_Directive_. Retype the material that follows, keeping every word as it is.

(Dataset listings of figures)
******************************

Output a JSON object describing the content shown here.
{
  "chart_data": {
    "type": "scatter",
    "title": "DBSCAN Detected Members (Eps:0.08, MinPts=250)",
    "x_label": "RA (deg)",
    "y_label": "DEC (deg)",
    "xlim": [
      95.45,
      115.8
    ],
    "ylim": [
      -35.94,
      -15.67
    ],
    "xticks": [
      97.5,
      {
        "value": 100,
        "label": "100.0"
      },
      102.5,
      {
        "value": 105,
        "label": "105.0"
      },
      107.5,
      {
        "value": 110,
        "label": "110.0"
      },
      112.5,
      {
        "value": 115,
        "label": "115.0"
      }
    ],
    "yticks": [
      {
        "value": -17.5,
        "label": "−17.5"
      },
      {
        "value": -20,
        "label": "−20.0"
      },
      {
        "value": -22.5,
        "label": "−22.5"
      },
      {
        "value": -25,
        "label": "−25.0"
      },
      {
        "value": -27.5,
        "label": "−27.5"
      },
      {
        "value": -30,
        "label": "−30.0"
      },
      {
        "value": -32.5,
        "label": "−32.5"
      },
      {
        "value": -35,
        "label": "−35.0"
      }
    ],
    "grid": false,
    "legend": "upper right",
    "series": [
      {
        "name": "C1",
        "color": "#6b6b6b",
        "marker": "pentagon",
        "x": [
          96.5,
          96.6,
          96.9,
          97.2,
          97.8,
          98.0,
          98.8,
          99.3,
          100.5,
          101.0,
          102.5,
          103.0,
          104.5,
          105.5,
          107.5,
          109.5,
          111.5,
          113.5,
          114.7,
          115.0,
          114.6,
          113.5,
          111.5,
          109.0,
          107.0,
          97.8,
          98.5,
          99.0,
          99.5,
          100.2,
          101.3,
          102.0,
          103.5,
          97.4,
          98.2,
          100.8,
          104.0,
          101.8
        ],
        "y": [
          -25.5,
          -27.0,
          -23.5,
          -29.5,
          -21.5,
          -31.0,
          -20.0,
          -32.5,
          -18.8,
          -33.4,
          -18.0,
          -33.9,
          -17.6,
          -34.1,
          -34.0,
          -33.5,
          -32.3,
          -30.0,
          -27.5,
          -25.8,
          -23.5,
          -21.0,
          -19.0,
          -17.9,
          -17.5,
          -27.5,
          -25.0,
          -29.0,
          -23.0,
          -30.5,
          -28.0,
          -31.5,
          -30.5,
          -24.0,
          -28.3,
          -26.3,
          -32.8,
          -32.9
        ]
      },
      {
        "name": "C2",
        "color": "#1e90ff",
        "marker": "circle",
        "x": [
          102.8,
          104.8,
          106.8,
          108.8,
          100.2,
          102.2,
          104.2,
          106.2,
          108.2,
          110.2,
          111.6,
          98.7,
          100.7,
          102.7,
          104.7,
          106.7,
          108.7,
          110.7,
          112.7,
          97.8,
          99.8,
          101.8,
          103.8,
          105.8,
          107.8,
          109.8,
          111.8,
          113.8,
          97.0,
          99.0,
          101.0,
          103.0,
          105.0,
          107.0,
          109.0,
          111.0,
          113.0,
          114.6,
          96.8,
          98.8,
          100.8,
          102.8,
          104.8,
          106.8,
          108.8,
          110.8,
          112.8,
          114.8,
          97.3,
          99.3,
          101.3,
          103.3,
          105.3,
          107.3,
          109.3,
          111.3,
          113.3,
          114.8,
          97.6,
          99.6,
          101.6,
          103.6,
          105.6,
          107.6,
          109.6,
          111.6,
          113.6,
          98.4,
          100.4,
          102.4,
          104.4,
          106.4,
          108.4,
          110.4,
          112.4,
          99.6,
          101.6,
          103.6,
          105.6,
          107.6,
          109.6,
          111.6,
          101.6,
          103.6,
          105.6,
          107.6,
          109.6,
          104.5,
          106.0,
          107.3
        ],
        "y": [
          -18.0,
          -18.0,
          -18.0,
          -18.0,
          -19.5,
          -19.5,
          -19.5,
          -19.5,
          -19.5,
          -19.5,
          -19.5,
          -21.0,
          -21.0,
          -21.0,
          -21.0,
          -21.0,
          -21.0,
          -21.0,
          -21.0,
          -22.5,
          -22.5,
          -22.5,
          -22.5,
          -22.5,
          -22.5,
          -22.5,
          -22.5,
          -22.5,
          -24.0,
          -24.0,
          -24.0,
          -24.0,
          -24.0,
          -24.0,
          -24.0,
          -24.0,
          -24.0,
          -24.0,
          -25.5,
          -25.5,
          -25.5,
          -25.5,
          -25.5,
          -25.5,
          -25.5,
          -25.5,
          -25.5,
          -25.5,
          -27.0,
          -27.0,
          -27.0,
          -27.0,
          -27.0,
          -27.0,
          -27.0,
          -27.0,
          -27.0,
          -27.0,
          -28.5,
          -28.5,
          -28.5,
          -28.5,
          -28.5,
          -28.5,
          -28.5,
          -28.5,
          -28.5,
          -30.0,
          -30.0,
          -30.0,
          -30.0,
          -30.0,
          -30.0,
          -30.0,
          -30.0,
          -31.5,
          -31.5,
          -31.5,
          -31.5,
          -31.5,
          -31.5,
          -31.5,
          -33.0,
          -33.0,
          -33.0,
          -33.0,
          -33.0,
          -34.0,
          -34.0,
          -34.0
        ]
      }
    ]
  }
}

******************************

_Solution to this problem_.
Output a JSON object describing the content shown here.
{
  "chart_data": {
    "type": "scatter",
    "title": "DBSCAN Detected Members (Eps:0.08, MinPts=250)",
    "x_label": "RA (deg)",
    "y_label": "DEC (deg)",
    "xlim": [
      95.45,
      115.8
    ],
    "ylim": [
      -35.94,
      -15.67
    ],
    "xticks": [
      97.5,
      {
        "value": 100,
        "label": "100.0"
      },
      102.5,
      {
        "value": 105,
        "label": "105.0"
      },
      107.5,
      {
        "value": 110,
        "label": "110.0"
      },
      112.5,
      {
        "value": 115,
        "label": "115.0"
      }
    ],
    "yticks": [
      {
        "value": -17.5,
        "label": "−17.5"
      },
      {
        "value": -20,
        "label": "−20.0"
      },
      {
        "value": -22.5,
        "label": "−22.5"
      },
      {
        "value": -25,
        "label": "−25.0"
      },
      {
        "value": -27.5,
        "label": "−27.5"
      },
      {
        "value": -30,
        "label": "−30.0"
      },
      {
        "value": -32.5,
        "label": "−32.5"
      },
      {
        "value": -35,
        "label": "−35.0"
      }
    ],
    "grid": false,
    "legend": "upper right",
    "series": [
      {
        "name": "C1",
        "color": "#6b6b6b",
        "marker": "pentagon",
        "x": [
          96.5,
          96.6,
          96.9,
          97.2,
          97.8,
          98.0,
          98.8,
          99.3,
          100.5,
          101.0,
          102.5,
          103.0,
          104.5,
          105.5,
          107.5,
          109.5,
          111.5,
          113.5,
          114.7,
          115.0,
          114.6,
          113.5,
          111.5,
          109.0,
          107.0,
          97.8,
          98.5,
          99.0,
          99.5,
          100.2,
          101.3,
          102.0,
          103.5,
          97.4,
          98.2,
          100.8,
          104.0,
          101.8
        ],
        "y": [
          -25.5,
          -27.0,
          -23.5,
          -29.5,
          -21.5,
          -31.0,
          -20.0,
          -32.5,
          -18.8,
          -33.4,
          -18.0,
          -33.9,
          -17.6,
          -34.1,
          -34.0,
          -33.5,
          -32.3,
          -30.0,
          -27.5,
          -25.8,
          -23.5,
          -21.0,
          -19.0,
          -17.9,
          -17.5,
          -27.5,
          -25.0,
          -29.0,
          -23.0,
          -30.5,
          -28.0,
          -31.5,
          -30.5,
          -24.0,
          -28.3,
          -26.3,
          -32.8,
          -32.9
        ]
      },
      {
        "name": "C2",
        "color": "#1e90ff",
        "marker": "circle",
        "x": [
          102.8,
          104.8,
          106.8,
          108.8,
          100.2,
          102.2,
          104.2,
          106.2,
          108.2,
          110.2,
          111.6,
          98.7,
          100.7,
          102.7,
          104.7,
          106.7,
          108.7,
          110.7,
          112.7,
          97.8,
          99.8,
          101.8,
          103.8,
          105.8,
          107.8,
          109.8,
          111.8,
          113.8,
          97.0,
          99.0,
          101.0,
          103.0,
          105.0,
          107.0,
          109.0,
          111.0,
          113.0,
          114.6,
          96.8,
          98.8,
          100.8,
          102.8,
          104.8,
          106.8,
          108.8,
          110.8,
          112.8,
          114.8,
          97.3,
          99.3,
          101.3,
          103.3,
          105.3,
          107.3,
          109.3,
          111.3,
          113.3,
          114.8,
          97.6,
          99.6,
          101.6,
          103.6,
          105.6,
          107.6,
          109.6,
          111.6,
          113.6,
          98.4,
          100.4,
          102.4,
          104.4,
          106.4,
          108.4,
          110.4,
          112.4,
          99.6,
          101.6,
          103.6,
          105.6,
          107.6,
          109.6,
          111.6,
          101.6,
          103.6,
          105.6,
          107.6,
          109.6,
          104.5,
          106.0,
          107.3
        ],
        "y": [
          -18.0,
          -18.0,
          -18.0,
          -18.0,
          -19.5,
          -19.5,
          -19.5,
          -19.5,
          -19.5,
          -19.5,
          -19.5,
          -21.0,
          -21.0,
          -21.0,
          -21.0,
          -21.0,
          -21.0,
          -21.0,
          -21.0,
          -22.5,
          -22.5,
          -22.5,
          -22.5,
          -22.5,
          -22.5,
          -22.5,
          -22.5,
          -22.5,
          -24.0,
          -24.0,
          -24.0,
          -24.0,
          -24.0,
          -24.0,
          -24.0,
          -24.0,
          -24.0,
          -24.0,
          -25.5,
          -25.5,
          -25.5,
          -25.5,
          -25.5,
          -25.5,
          -25.5,
          -25.5,
          -25.5,
          -25.5,
          -27.0,
          -27.0,
          -27.0,
          -27.0,
          -27.0,
          -27.0,
          -27.0,
          -27.0,
          -27.0,
          -27.0,
          -28.5,
          -28.5,
          -28.5,
          -28.5,
          -28.5,
          -28.5,
          -28.5,
          -28.5,
          -28.5,
          -30.0,
          -30.0,
          -30.0,
          -30.0,
          -30.0,
          -30.0,
          -30.0,
          -30.0,
          -31.5,
          -31.5,
          -31.5,
          -31.5,
          -31.5,
          -31.5,
          -31.5,
          -33.0,
          -33.0,
          -33.0,
          -33.0,
          -33.0,
          -34.0,
          -34.0,
          -34.0
        ]
      }
    ]
  }
}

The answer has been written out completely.